Box coordinate rows
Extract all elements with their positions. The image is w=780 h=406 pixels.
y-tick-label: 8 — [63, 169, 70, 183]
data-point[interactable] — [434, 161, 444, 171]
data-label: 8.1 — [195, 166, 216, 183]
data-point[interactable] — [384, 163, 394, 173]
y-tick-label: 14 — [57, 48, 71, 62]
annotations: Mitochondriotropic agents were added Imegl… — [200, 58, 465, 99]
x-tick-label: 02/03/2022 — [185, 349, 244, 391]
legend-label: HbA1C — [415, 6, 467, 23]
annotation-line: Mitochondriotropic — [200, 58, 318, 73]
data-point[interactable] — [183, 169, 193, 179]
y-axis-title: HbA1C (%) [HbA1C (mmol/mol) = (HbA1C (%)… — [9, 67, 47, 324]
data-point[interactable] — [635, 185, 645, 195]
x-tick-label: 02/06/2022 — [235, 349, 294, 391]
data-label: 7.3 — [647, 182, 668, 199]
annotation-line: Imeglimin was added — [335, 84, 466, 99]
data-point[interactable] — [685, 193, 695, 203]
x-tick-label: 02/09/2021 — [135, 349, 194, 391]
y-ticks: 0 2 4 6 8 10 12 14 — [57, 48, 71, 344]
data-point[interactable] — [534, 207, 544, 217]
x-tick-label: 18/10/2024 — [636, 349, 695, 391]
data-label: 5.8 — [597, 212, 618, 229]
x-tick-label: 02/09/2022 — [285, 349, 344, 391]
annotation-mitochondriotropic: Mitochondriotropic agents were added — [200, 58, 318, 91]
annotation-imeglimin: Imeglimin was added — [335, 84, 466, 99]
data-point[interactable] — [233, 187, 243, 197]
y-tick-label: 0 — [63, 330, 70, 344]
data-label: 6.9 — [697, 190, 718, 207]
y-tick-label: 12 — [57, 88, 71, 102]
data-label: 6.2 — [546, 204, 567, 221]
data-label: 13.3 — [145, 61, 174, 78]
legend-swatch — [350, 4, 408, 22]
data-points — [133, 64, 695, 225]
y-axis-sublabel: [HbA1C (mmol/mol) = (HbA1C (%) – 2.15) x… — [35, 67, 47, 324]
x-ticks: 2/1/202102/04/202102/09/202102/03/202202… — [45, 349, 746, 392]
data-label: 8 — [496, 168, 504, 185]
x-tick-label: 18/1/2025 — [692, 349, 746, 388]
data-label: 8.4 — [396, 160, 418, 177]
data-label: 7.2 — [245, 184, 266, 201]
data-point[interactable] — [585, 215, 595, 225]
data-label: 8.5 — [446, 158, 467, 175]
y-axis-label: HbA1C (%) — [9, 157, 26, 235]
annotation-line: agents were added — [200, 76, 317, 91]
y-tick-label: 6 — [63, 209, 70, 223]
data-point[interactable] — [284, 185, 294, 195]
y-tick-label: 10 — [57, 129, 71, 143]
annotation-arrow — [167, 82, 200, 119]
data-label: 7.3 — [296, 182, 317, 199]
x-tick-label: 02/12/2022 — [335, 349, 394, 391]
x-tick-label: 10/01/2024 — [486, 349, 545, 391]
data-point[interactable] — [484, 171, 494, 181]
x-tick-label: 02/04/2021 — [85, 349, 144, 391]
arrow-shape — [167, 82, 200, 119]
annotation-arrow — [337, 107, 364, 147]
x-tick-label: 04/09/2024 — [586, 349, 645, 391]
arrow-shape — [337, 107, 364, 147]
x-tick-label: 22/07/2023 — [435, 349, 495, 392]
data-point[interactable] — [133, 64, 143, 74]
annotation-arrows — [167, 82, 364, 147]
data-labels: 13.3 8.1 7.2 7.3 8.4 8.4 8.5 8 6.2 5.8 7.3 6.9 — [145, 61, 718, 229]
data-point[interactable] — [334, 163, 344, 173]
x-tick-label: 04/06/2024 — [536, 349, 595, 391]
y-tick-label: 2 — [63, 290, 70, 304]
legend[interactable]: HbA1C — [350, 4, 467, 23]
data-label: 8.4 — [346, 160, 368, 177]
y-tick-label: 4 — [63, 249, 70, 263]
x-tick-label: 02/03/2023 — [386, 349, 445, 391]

▶ [Problem details] Please render every line of the rows above as a JSON list of strings, one string per line, leaving out blank lines.

▶ [Result of this task]
[
  "Extract all elements with their positions. The image is w=780 h=406 pixels.",
  "y-tick-label: 8 — [63, 169, 70, 183]",
  "data-point[interactable] — [434, 161, 444, 171]",
  "data-label: 8.1 — [195, 166, 216, 183]",
  "data-point[interactable] — [384, 163, 394, 173]",
  "y-tick-label: 14 — [57, 48, 71, 62]",
  "annotations: Mitochondriotropic agents were added Imegl… — [200, 58, 465, 99]",
  "x-tick-label: 02/03/2022 — [185, 349, 244, 391]",
  "legend-label: HbA1C — [415, 6, 467, 23]",
  "annotation-line: Mitochondriotropic — [200, 58, 318, 73]",
  "data-point[interactable] — [183, 169, 193, 179]",
  "y-axis-title: HbA1C (%) [HbA1C (mmol/mol) = (HbA1C (%)… — [9, 67, 47, 324]",
  "data-point[interactable] — [635, 185, 645, 195]",
  "x-tick-label: 02/06/2022 — [235, 349, 294, 391]",
  "data-label: 7.3 — [647, 182, 668, 199]",
  "annotation-line: Imeglimin was added — [335, 84, 466, 99]",
  "data-point[interactable] — [685, 193, 695, 203]",
  "x-tick-label: 02/09/2021 — [135, 349, 194, 391]",
  "y-ticks: 0 2 4 6 8 10 12 14 — [57, 48, 71, 344]",
  "data-point[interactable] — [534, 207, 544, 217]",
  "x-tick-label: 18/10/2024 — [636, 349, 695, 391]",
  "data-label: 5.8 — [597, 212, 618, 229]",
  "x-tick-label: 02/09/2022 — [285, 349, 344, 391]",
  "annotation-mitochondriotropic: Mitochondriotropic agents were added — [200, 58, 318, 91]",
  "annotation-imeglimin: Imeglimin was added — [335, 84, 466, 99]",
  "data-point[interactable] — [233, 187, 243, 197]",
  "y-tick-label: 0 — [63, 330, 70, 344]",
  "data-label: 6.9 — [697, 190, 718, 207]",
  "y-tick-label: 12 — [57, 88, 71, 102]",
  "data-label: 6.2 — [546, 204, 567, 221]",
  "data-label: 13.3 — [145, 61, 174, 78]",
  "legend-swatch — [350, 4, 408, 22]",
  "data-points — [133, 64, 695, 225]",
  "y-axis-sublabel: [HbA1C (mmol/mol) = (HbA1C (%) – 2.15) x… — [35, 67, 47, 324]",
  "x-ticks: 2/1/202102/04/202102/09/202102/03/202202… — [45, 349, 746, 392]",
  "data-label: 8 — [496, 168, 504, 185]",
  "x-tick-label: 18/1/2025 — [692, 349, 746, 388]",
  "data-label: 8.4 — [396, 160, 418, 177]",
  "data-label: 7.2 — [245, 184, 266, 201]",
  "data-point[interactable] — [585, 215, 595, 225]",
  "data-label: 8.5 — [446, 158, 467, 175]",
  "y-axis-label: HbA1C (%) — [9, 157, 26, 235]",
  "annotation-line: agents were added — [200, 76, 317, 91]",
  "y-tick-label: 6 — [63, 209, 70, 223]",
  "data-point[interactable] — [284, 185, 294, 195]",
  "y-tick-label: 10 — [57, 129, 71, 143]",
  "annotation-arrow — [167, 82, 200, 119]",
  "data-label: 7.3 — [296, 182, 317, 199]",
  "x-tick-label: 02/12/2022 — [335, 349, 394, 391]",
  "x-tick-label: 10/01/2024 — [486, 349, 545, 391]",
  "data-point[interactable] — [484, 171, 494, 181]",
  "x-tick-label: 02/04/2021 — [85, 349, 144, 391]",
  "arrow-shape — [167, 82, 200, 119]",
  "annotation-arrow — [337, 107, 364, 147]",
  "x-tick-label: 04/09/2024 — [586, 349, 645, 391]",
  "arrow-shape — [337, 107, 364, 147]",
  "x-tick-label: 22/07/2023 — [435, 349, 495, 392]",
  "data-point[interactable] — [133, 64, 143, 74]",
  "annotation-arrows — [167, 82, 364, 147]",
  "data-labels: 13.3 8.1 7.2 7.3 8.4 8.4 8.5 8 6.2 5.8 7.3 6.9 — [145, 61, 718, 229]",
  "data-point[interactable] — [334, 163, 344, 173]",
  "x-tick-label: 04/06/2024 — [536, 349, 595, 391]",
  "y-tick-label: 2 — [63, 290, 70, 304]",
  "legend[interactable]: HbA1C — [350, 4, 467, 23]",
  "data-label: 8.4 — [346, 160, 368, 177]",
  "y-tick-label: 4 — [63, 249, 70, 263]",
  "x-tick-label: 02/03/2023 — [386, 349, 445, 391]"
]